**What the task requires**
Copy out all lines of the records in which the word "this" appears.

== Stored data

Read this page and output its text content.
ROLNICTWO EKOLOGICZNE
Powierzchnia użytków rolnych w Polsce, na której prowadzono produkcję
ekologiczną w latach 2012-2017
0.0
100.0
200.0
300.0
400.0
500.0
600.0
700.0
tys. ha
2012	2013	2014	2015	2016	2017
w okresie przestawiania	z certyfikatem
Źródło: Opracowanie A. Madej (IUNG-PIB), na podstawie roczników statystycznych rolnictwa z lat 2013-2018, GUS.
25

====
== Stored data

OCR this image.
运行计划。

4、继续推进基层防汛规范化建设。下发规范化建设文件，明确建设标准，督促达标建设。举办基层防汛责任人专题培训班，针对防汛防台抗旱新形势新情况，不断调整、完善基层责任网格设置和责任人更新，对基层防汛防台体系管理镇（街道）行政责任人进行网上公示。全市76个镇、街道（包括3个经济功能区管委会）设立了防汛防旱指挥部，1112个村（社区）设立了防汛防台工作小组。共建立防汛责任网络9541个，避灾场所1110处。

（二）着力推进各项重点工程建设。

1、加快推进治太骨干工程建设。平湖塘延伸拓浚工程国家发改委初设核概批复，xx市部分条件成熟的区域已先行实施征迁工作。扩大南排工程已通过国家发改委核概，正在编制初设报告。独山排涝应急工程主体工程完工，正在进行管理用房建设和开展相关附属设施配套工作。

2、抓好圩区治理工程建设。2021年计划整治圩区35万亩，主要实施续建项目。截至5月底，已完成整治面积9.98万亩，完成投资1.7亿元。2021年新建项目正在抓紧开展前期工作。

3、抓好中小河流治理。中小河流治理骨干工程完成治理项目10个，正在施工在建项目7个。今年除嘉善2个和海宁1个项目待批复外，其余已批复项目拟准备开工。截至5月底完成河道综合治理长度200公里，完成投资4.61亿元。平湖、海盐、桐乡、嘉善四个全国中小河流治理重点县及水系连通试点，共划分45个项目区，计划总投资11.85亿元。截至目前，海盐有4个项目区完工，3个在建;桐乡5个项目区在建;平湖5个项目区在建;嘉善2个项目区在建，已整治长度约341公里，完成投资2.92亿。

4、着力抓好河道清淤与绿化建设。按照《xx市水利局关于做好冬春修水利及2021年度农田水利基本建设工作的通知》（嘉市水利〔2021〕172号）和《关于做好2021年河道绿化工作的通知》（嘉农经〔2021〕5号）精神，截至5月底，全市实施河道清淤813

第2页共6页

====

**Full output**
Read this page and output its text content.
OCR this image.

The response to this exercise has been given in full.